(begin)
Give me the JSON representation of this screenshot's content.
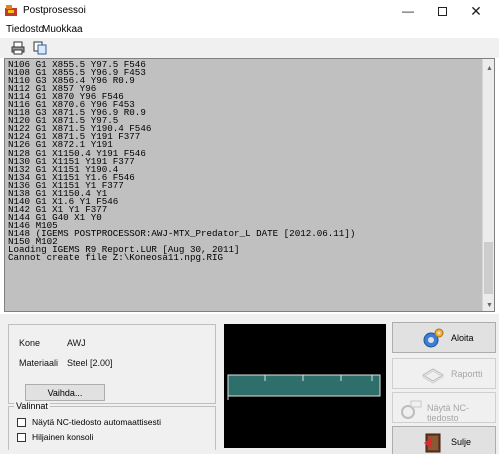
{
  "window": {
    "title": "Postprosessoi",
    "minimize_glyph": "—",
    "close_glyph": "✕"
  },
  "menu": {
    "file": "Tiedosto",
    "edit": "Muokkaa"
  },
  "toolbar": {
    "icons": [
      "printer-icon",
      "copy-icon"
    ]
  },
  "console": {
    "lines": [
      "N106 G1 X855.5 Y97.5 F546",
      "N108 G1 X855.5 Y96.9 F453",
      "N110 G3 X856.4 Y96 R0.9",
      "N112 G1 X857 Y96",
      "N114 G1 X870 Y96 F546",
      "N116 G1 X870.6 Y96 F453",
      "N118 G3 X871.5 Y96.9 R0.9",
      "N120 G1 X871.5 Y97.5",
      "N122 G1 X871.5 Y190.4 F546",
      "N124 G1 X871.5 Y191 F377",
      "N126 G1 X872.1 Y191",
      "N128 G1 X1150.4 Y191 F546",
      "N130 G1 X1151 Y191 F377",
      "N132 G1 X1151 Y190.4",
      "N134 G1 X1151 Y1.6 F546",
      "N136 G1 X1151 Y1 F377",
      "N138 G1 X1150.4 Y1",
      "N140 G1 X1.6 Y1 F546",
      "N142 G1 X1 Y1 F377",
      "N144 G1 G40 X1 Y0",
      "N146 M105",
      "N148 (IGEMS POSTPROCESSOR:AWJ-MTX_Predator_L DATE [2012.06.11])",
      "N150 M102",
      "Loading IGEMS R9 Report.LUR [Aug 30, 2011]",
      "Cannot create file Z:\\Koneosa11.npg.RIG"
    ]
  },
  "machine": {
    "kone_label": "Kone",
    "kone_value": "AWJ",
    "materiaali_label": "Materiaali",
    "materiaali_value": "Steel [2.00]",
    "change_button": "Vaihda..."
  },
  "options": {
    "legend": "Valinnat",
    "show_nc": "Näytä NC-tiedosto automaattisesti",
    "quiet_console": "Hiljainen konsoli"
  },
  "actions": {
    "start": "Aloita",
    "report": "Raportti",
    "show_nc": "Näytä NC-tiedosto",
    "close": "Sulje"
  },
  "colors": {
    "console_bg": "#c0c0c0",
    "preview_bg": "#000000",
    "part_fill": "#2f6f6b",
    "part_stroke": "#d9e6e4"
  }
}
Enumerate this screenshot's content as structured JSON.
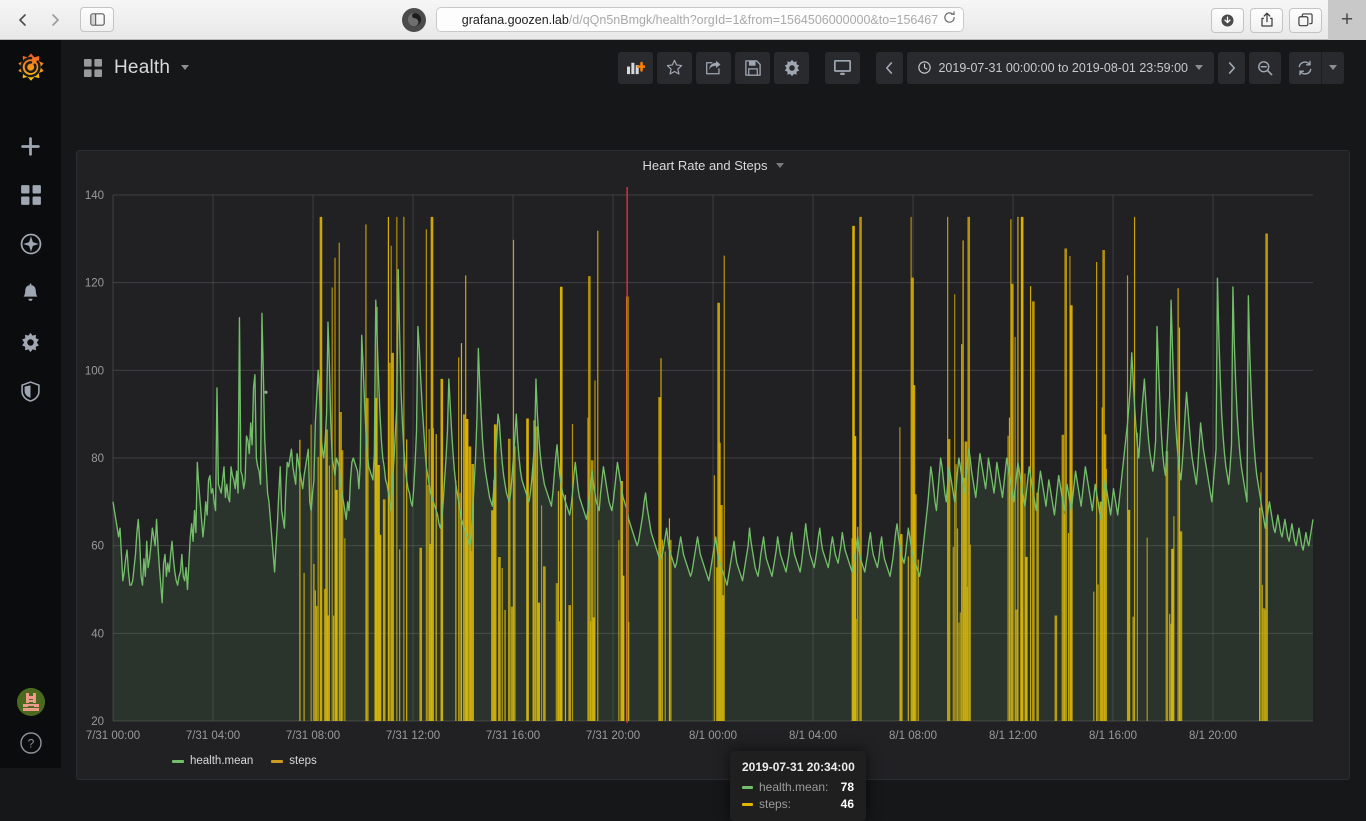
{
  "browser": {
    "back_icon": "chevron-left-icon",
    "forward_icon": "chevron-right-icon",
    "sidebar_icon": "sidebar-panel-icon",
    "privacy_icon": "privacy-report-icon",
    "url_host": "grafana.goozen.lab",
    "url_path": "/d/qQn5nBmgk/health?orgId=1&from=1564506000000&to=156467",
    "url_full": "grafana.goozen.lab/d/qQn5nBmgk/health?orgId=1&from=1564506000000&to=156467",
    "reload_icon": "reload-icon",
    "download_icon": "downloads-icon",
    "share_icon": "share-icon",
    "tabs_icon": "tab-overview-icon",
    "newtab_label": "+"
  },
  "sidebar": {
    "logo_name": "grafana-logo",
    "items": [
      {
        "name": "create-icon",
        "label": "Create"
      },
      {
        "name": "dashboards-icon",
        "label": "Dashboards"
      },
      {
        "name": "explore-icon",
        "label": "Explore"
      },
      {
        "name": "alerting-bell-icon",
        "label": "Alerting"
      },
      {
        "name": "configuration-gear-icon",
        "label": "Configuration"
      },
      {
        "name": "server-admin-shield-icon",
        "label": "Server Admin"
      }
    ],
    "avatar_name": "user-avatar",
    "help_label": "?"
  },
  "dashnav": {
    "grid_icon": "dashboard-grid-icon",
    "title": "Health",
    "caret_icon": "chevron-down-icon",
    "toolbar": [
      {
        "name": "add-panel-button",
        "label": "Add panel"
      },
      {
        "name": "mark-favorite-button",
        "label": "Mark as favorite"
      },
      {
        "name": "share-dashboard-button",
        "label": "Share dashboard"
      },
      {
        "name": "save-dashboard-button",
        "label": "Save dashboard"
      },
      {
        "name": "dashboard-settings-button",
        "label": "Dashboard settings"
      },
      {
        "name": "cycle-view-mode-button",
        "label": "Cycle view mode"
      }
    ],
    "time_prev_label": "Move time range back",
    "time_next_label": "Move time range forward",
    "time_clock_icon": "clock-icon",
    "time_range": "2019-07-31 00:00:00 to 2019-08-01 23:59:00",
    "time_caret_icon": "chevron-down-icon",
    "zoom_out_label": "Zoom out time range",
    "refresh_label": "Refresh dashboard",
    "refresh_caret_icon": "chevron-down-icon"
  },
  "panel": {
    "title": "Heart Rate and Steps",
    "menu_caret_icon": "chevron-down-icon"
  },
  "tooltip": {
    "time": "2019-07-31 20:34:00",
    "rows": [
      {
        "label": "health.mean:",
        "value": "78",
        "color": "#73bf69"
      },
      {
        "label": "steps:",
        "value": "46",
        "color": "#e0b400"
      }
    ]
  },
  "legend": [
    {
      "label": "health.mean",
      "color": "#73bf69"
    },
    {
      "label": "steps",
      "color": "#cc9a1e"
    }
  ],
  "colors": {
    "health_line": "#73bf69",
    "health_fill": "rgba(115,191,105,0.12)",
    "steps_bar": "#e0b400",
    "crosshair": "#e02f44",
    "grid": "#5a5a5a",
    "panel_bg": "#212124",
    "page_bg": "#161719"
  },
  "chart_data": {
    "type": "line",
    "title": "Heart Rate and Steps",
    "xlabel": "",
    "ylabel": "",
    "ylim": [
      20,
      140
    ],
    "yticks": [
      20,
      40,
      60,
      80,
      100,
      120,
      140
    ],
    "xticks": [
      "7/31 00:00",
      "7/31 04:00",
      "7/31 08:00",
      "7/31 12:00",
      "7/31 16:00",
      "7/31 20:00",
      "8/1 00:00",
      "8/1 04:00",
      "8/1 08:00",
      "8/1 12:00",
      "8/1 16:00",
      "8/1 20:00"
    ],
    "grid": true,
    "legend_position": "bottom-left",
    "x_start": "2019-07-31 00:00:00",
    "x_end": "2019-08-01 23:59:00",
    "annotations": [
      {
        "name": "crosshair",
        "x": "2019-07-31 20:34:00",
        "color": "#e02f44"
      }
    ],
    "series": [
      {
        "name": "health.mean",
        "type": "line",
        "color": "#73bf69",
        "fill": true,
        "values": [
          70,
          68,
          66,
          64,
          62,
          64,
          58,
          52,
          54,
          57,
          59,
          54,
          51,
          51,
          52,
          55,
          58,
          63,
          66,
          61,
          53,
          51,
          57,
          53,
          61,
          55,
          57,
          60,
          64,
          62,
          60,
          66,
          60,
          55,
          51,
          47,
          56,
          58,
          53,
          56,
          54,
          58,
          61,
          57,
          54,
          52,
          51,
          53,
          54,
          58,
          53,
          52,
          55,
          50,
          56,
          62,
          65,
          61,
          68,
          63,
          79,
          74,
          70,
          66,
          62,
          65,
          70,
          67,
          75,
          76,
          72,
          73,
          70,
          68,
          96,
          74,
          73,
          72,
          75,
          78,
          71,
          74,
          71,
          70,
          78,
          76,
          75,
          73,
          77,
          72,
          112,
          77,
          76,
          73,
          75,
          85,
          84,
          81,
          88,
          83,
          96,
          99,
          80,
          78,
          77,
          74,
          113,
          99,
          84,
          78,
          72,
          70,
          66,
          62,
          58,
          54,
          60,
          65,
          72,
          78,
          68,
          66,
          64,
          73,
          79,
          78,
          80,
          82,
          78,
          76,
          74,
          81,
          79,
          77,
          75,
          73,
          76,
          78,
          80,
          82,
          70,
          68,
          72,
          75,
          88,
          94,
          100,
          95,
          85,
          82,
          80,
          84,
          90,
          111,
          101,
          88,
          80,
          78,
          76,
          80,
          79,
          78,
          74,
          72,
          70,
          68,
          66,
          70,
          68,
          75,
          79,
          80,
          79,
          78,
          77,
          73,
          79,
          108,
          101,
          93,
          86,
          81,
          78,
          77,
          76,
          75,
          81,
          116,
          107,
          98,
          90,
          84,
          80,
          78,
          75,
          74,
          72,
          70,
          68,
          75,
          80,
          86,
          92,
          123,
          108,
          95,
          88,
          82,
          78,
          75,
          73,
          72,
          70,
          69,
          73,
          79,
          86,
          110,
          105,
          98,
          92,
          87,
          82,
          78,
          76,
          74,
          72,
          71,
          70,
          69,
          68,
          67,
          65,
          64,
          66,
          70,
          75,
          80,
          86,
          98,
          92,
          86,
          81,
          77,
          74,
          72,
          70,
          68,
          66,
          65,
          64,
          63,
          62,
          61,
          60,
          63,
          68,
          74,
          80,
          89,
          105,
          97,
          90,
          84,
          80,
          77,
          75,
          73,
          71,
          70,
          69,
          73,
          78,
          84,
          90,
          88,
          83,
          79,
          76,
          74,
          72,
          71,
          70,
          72,
          76,
          80,
          85,
          90,
          84,
          80,
          77,
          75,
          74,
          73,
          72,
          71,
          70,
          72,
          75,
          79,
          83,
          98,
          90,
          85,
          81,
          78,
          76,
          74,
          73,
          72,
          71,
          70,
          69,
          72,
          76,
          80,
          83,
          79,
          76,
          74,
          72,
          71,
          70,
          69,
          68,
          67,
          69,
          72,
          76,
          79,
          76,
          73,
          71,
          70,
          69,
          68,
          67,
          66,
          68,
          71,
          74,
          77,
          74,
          72,
          70,
          69,
          68,
          72,
          75,
          78,
          76,
          74,
          72,
          70,
          69,
          68,
          70,
          73,
          76,
          79,
          77,
          75,
          73,
          71,
          70,
          69,
          68,
          66,
          65,
          64,
          63,
          62,
          61,
          60,
          61,
          63,
          65,
          67,
          70,
          72,
          69,
          67,
          65,
          63,
          62,
          61,
          60,
          59,
          58,
          57,
          57,
          58,
          60,
          62,
          64,
          61,
          59,
          58,
          57,
          56,
          55,
          56,
          58,
          60,
          62,
          60,
          58,
          57,
          56,
          55,
          54,
          53,
          54,
          56,
          58,
          60,
          62,
          60,
          58,
          57,
          56,
          55,
          54,
          53,
          52,
          54,
          56,
          58,
          60,
          62,
          59,
          57,
          56,
          55,
          54,
          53,
          52,
          51,
          53,
          55,
          57,
          59,
          61,
          58,
          56,
          55,
          54,
          53,
          52,
          54,
          56,
          58,
          60,
          64,
          61,
          59,
          57,
          55,
          54,
          53,
          55,
          58,
          60,
          62,
          59,
          57,
          56,
          55,
          54,
          53,
          55,
          57,
          59,
          62,
          60,
          58,
          57,
          56,
          55,
          54,
          56,
          58,
          61,
          63,
          60,
          58,
          57,
          56,
          55,
          54,
          56,
          59,
          62,
          65,
          62,
          60,
          58,
          57,
          56,
          55,
          57,
          59,
          62,
          64,
          61,
          59,
          58,
          57,
          56,
          55,
          57,
          60,
          62,
          60,
          58,
          57,
          56,
          58,
          60,
          63,
          61,
          59,
          58,
          57,
          56,
          55,
          54,
          56,
          58,
          60,
          62,
          59,
          57,
          56,
          55,
          54,
          56,
          58,
          61,
          63,
          60,
          58,
          57,
          56,
          55,
          57,
          60,
          62,
          59,
          57,
          56,
          55,
          54,
          53,
          55,
          57,
          60,
          63,
          65,
          62,
          60,
          58,
          57,
          56,
          58,
          61,
          64,
          62,
          60,
          58,
          57,
          56,
          55,
          54,
          53,
          55,
          58,
          61,
          64,
          67,
          70,
          74,
          78,
          76,
          73,
          70,
          68,
          72,
          76,
          80,
          78,
          75,
          72,
          70,
          74,
          78,
          76,
          74,
          72,
          70,
          73,
          77,
          80,
          78,
          76,
          74,
          72,
          75,
          79,
          82,
          80,
          77,
          75,
          73,
          71,
          74,
          78,
          81,
          79,
          77,
          75,
          73,
          76,
          80,
          78,
          76,
          74,
          72,
          75,
          79,
          77,
          75,
          73,
          71,
          74,
          77,
          80,
          78,
          76,
          74,
          72,
          70,
          73,
          76,
          79,
          77,
          75,
          73,
          71,
          69,
          72,
          75,
          78,
          76,
          74,
          72,
          70,
          68,
          71,
          74,
          77,
          75,
          73,
          71,
          69,
          72,
          75,
          73,
          71,
          69,
          67,
          70,
          73,
          76,
          74,
          72,
          70,
          68,
          71,
          74,
          72,
          70,
          68,
          71,
          74,
          77,
          75,
          73,
          71,
          69,
          72,
          75,
          78,
          76,
          74,
          72,
          70,
          68,
          71,
          74,
          72,
          70,
          68,
          66,
          69,
          72,
          75,
          73,
          71,
          69,
          67,
          70,
          73,
          71,
          69,
          67,
          70,
          73,
          76,
          79,
          82,
          85,
          88,
          92,
          96,
          104,
          98,
          92,
          87,
          83,
          80,
          85,
          90,
          94,
          98,
          93,
          88,
          84,
          81,
          79,
          77,
          80,
          84,
          110,
          101,
          93,
          86,
          81,
          78,
          76,
          82,
          88,
          94,
          116,
          105,
          96,
          89,
          84,
          80,
          77,
          75,
          79,
          84,
          90,
          95,
          91,
          87,
          83,
          80,
          78,
          76,
          74,
          78,
          83,
          88,
          85,
          82,
          80,
          78,
          76,
          74,
          72,
          70,
          74,
          78,
          82,
          121,
          108,
          98,
          90,
          85,
          81,
          78,
          76,
          74,
          78,
          83,
          119,
          106,
          97,
          90,
          85,
          81,
          78,
          76,
          74,
          72,
          70,
          117,
          104,
          95,
          88,
          83,
          79,
          76,
          74,
          72,
          70,
          68,
          66,
          64,
          66,
          68,
          70,
          68,
          66,
          64,
          63,
          65,
          67,
          65,
          63,
          62,
          64,
          66,
          64,
          62,
          61,
          63,
          65,
          63,
          61,
          60,
          62,
          64,
          62,
          60,
          59,
          61,
          63,
          61,
          60,
          62,
          64,
          66
        ]
      },
      {
        "name": "steps",
        "type": "bars",
        "color": "#e0b400",
        "note": "Sparse vertical bars from baseline; most values 0, spikes up to ~120+"
      }
    ]
  }
}
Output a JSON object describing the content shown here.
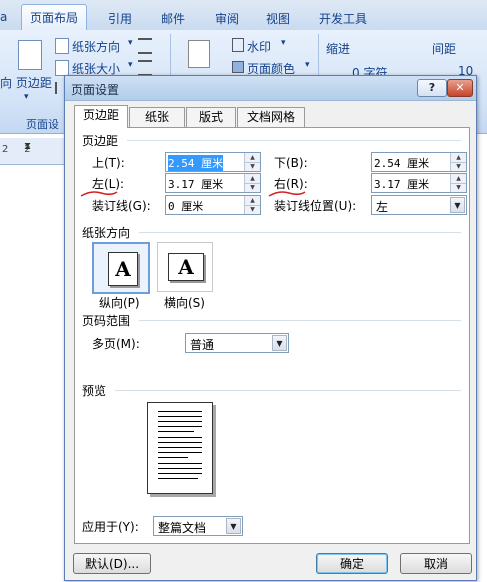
{
  "ribbon": {
    "tabs": [
      "页面布局",
      "引用",
      "邮件",
      "审阅",
      "视图",
      "开发工具"
    ],
    "left_fragment": "a",
    "items": {
      "orientation": "纸张方向",
      "size": "纸张大小",
      "margins_fragment": "向 页边距",
      "page_setup_group": "页面设",
      "watermark": "水印",
      "page_color": "页面颜色",
      "indent": "缩进",
      "spacing": "间距",
      "indent_value": "0 字符",
      "spacing_value": "10"
    },
    "ruler_text": "2     2"
  },
  "dialog": {
    "title": "页面设置",
    "help_label": "?",
    "close_label": "✕",
    "tabs": [
      "页边距",
      "纸张",
      "版式",
      "文档网格"
    ],
    "margins": {
      "section_label": "页边距",
      "top_label": "上(T):",
      "top_value": "2.54 厘米",
      "bottom_label": "下(B):",
      "bottom_value": "2.54 厘米",
      "left_label": "左(L):",
      "left_value": "3.17 厘米",
      "right_label": "右(R):",
      "right_value": "3.17 厘米",
      "gutter_label": "装订线(G):",
      "gutter_value": "0 厘米",
      "gutter_pos_label": "装订线位置(U):",
      "gutter_pos_value": "左"
    },
    "orientation": {
      "section_label": "纸张方向",
      "portrait_label": "纵向(P)",
      "landscape_label": "横向(S)",
      "icon_letter": "A"
    },
    "pages": {
      "section_label": "页码范围",
      "multiple_label": "多页(M):",
      "multiple_value": "普通"
    },
    "preview": {
      "section_label": "预览"
    },
    "apply_to": {
      "label": "应用于(Y):",
      "value": "整篇文档"
    },
    "buttons": {
      "default": "默认(D)...",
      "ok": "确定",
      "cancel": "取消"
    }
  }
}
(end)
● EXERCISE PROMPT
Search the data above for the word "settings", then gather each line in which it appears.

● EXERCISE RESPONSE
        "name": "dashboard-settings-button",
        "label": "Dashboard settings"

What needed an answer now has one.